▶ _Objective_
Can the data below be set down again exactly, line for line?

▶ _Raw records_

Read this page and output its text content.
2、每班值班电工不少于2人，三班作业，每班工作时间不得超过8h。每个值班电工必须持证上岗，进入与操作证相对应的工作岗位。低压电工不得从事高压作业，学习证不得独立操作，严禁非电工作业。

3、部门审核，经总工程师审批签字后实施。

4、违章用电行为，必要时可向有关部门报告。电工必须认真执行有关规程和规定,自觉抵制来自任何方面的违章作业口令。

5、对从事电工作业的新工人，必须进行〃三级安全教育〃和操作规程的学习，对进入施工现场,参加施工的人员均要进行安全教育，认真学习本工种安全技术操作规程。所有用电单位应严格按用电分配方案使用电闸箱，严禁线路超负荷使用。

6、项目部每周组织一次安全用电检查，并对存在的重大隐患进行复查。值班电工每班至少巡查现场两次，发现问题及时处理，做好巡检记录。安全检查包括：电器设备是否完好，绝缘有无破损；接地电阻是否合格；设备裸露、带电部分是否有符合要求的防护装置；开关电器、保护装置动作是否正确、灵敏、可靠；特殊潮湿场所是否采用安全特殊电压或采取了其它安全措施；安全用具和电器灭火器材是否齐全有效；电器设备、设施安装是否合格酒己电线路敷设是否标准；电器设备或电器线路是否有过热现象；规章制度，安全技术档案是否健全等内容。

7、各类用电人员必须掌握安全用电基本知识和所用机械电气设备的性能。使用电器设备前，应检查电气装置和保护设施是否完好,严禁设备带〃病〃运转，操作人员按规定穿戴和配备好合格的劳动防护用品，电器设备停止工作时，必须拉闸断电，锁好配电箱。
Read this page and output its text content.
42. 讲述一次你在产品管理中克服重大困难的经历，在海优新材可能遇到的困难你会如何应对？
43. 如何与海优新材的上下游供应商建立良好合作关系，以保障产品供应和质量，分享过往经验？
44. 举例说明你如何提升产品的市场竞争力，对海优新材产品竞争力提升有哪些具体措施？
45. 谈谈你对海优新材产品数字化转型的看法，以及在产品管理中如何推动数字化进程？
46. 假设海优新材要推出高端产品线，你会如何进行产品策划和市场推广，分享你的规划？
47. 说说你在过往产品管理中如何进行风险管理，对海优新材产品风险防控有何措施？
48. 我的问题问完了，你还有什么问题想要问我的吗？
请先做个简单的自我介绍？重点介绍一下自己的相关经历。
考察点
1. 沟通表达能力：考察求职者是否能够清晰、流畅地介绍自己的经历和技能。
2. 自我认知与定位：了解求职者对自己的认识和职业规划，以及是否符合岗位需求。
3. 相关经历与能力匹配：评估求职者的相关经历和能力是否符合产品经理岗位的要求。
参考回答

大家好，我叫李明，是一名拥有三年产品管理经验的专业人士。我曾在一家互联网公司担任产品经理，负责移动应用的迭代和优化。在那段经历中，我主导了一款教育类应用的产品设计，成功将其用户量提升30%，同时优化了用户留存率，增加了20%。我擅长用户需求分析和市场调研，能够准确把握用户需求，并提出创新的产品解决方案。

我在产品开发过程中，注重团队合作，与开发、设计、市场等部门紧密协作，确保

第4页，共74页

▶ _Solution below_
Read this page and output its text content.
2、每班值班电工不少于2人，三班作业，每班工作时间不得超过8h。每个值班电工必须持证上岗，进入与操作证相对应的工作岗位。低压电工不得从事高压作业，学习证不得独立操作，严禁非电工作业。

3、部门审核，经总工程师审批签字后实施。

4、违章用电行为，必要时可向有关部门报告。电工必须认真执行有关规程和规定,自觉抵制来自任何方面的违章作业口令。

5、对从事电工作业的新工人，必须进行〃三级安全教育〃和操作规程的学习，对进入施工现场,参加施工的人员均要进行安全教育，认真学习本工种安全技术操作规程。所有用电单位应严格按用电分配方案使用电闸箱，严禁线路超负荷使用。

6、项目部每周组织一次安全用电检查，并对存在的重大隐患进行复查。值班电工每班至少巡查现场两次，发现问题及时处理，做好巡检记录。安全检查包括：电器设备是否完好，绝缘有无破损；接地电阻是否合格；设备裸露、带电部分是否有符合要求的防护装置；开关电器、保护装置动作是否正确、灵敏、可靠；特殊潮湿场所是否采用安全特殊电压或采取了其它安全措施；安全用具和电器灭火器材是否齐全有效；电器设备、设施安装是否合格酒己电线路敷设是否标准；电器设备或电器线路是否有过热现象；规章制度，安全技术档案是否健全等内容。

7、各类用电人员必须掌握安全用电基本知识和所用机械电气设备的性能。使用电器设备前，应检查电气装置和保护设施是否完好,严禁设备带〃病〃运转，操作人员按规定穿戴和配备好合格的劳动防护用品，电器设备停止工作时，必须拉闸断电，锁好配电箱。
Read this page and output its text content.
42. 讲述一次你在产品管理中克服重大困难的经历，在海优新材可能遇到的困难你会如何应对？
43. 如何与海优新材的上下游供应商建立良好合作关系，以保障产品供应和质量，分享过往经验？
44. 举例说明你如何提升产品的市场竞争力，对海优新材产品竞争力提升有哪些具体措施？
45. 谈谈你对海优新材产品数字化转型的看法，以及在产品管理中如何推动数字化进程？
46. 假设海优新材要推出高端产品线，你会如何进行产品策划和市场推广，分享你的规划？
47. 说说你在过往产品管理中如何进行风险管理，对海优新材产品风险防控有何措施？
48. 我的问题问完了，你还有什么问题想要问我的吗？
请先做个简单的自我介绍？重点介绍一下自己的相关经历。
考察点
1. 沟通表达能力：考察求职者是否能够清晰、流畅地介绍自己的经历和技能。
2. 自我认知与定位：了解求职者对自己的认识和职业规划，以及是否符合岗位需求。
3. 相关经历与能力匹配：评估求职者的相关经历和能力是否符合产品经理岗位的要求。
参考回答

大家好，我叫李明，是一名拥有三年产品管理经验的专业人士。我曾在一家互联网公司担任产品经理，负责移动应用的迭代和优化。在那段经历中，我主导了一款教育类应用的产品设计，成功将其用户量提升30%，同时优化了用户留存率，增加了20%。我擅长用户需求分析和市场调研，能够准确把握用户需求，并提出创新的产品解决方案。

我在产品开发过程中，注重团队合作，与开发、设计、市场等部门紧密协作，确保

第4页，共74页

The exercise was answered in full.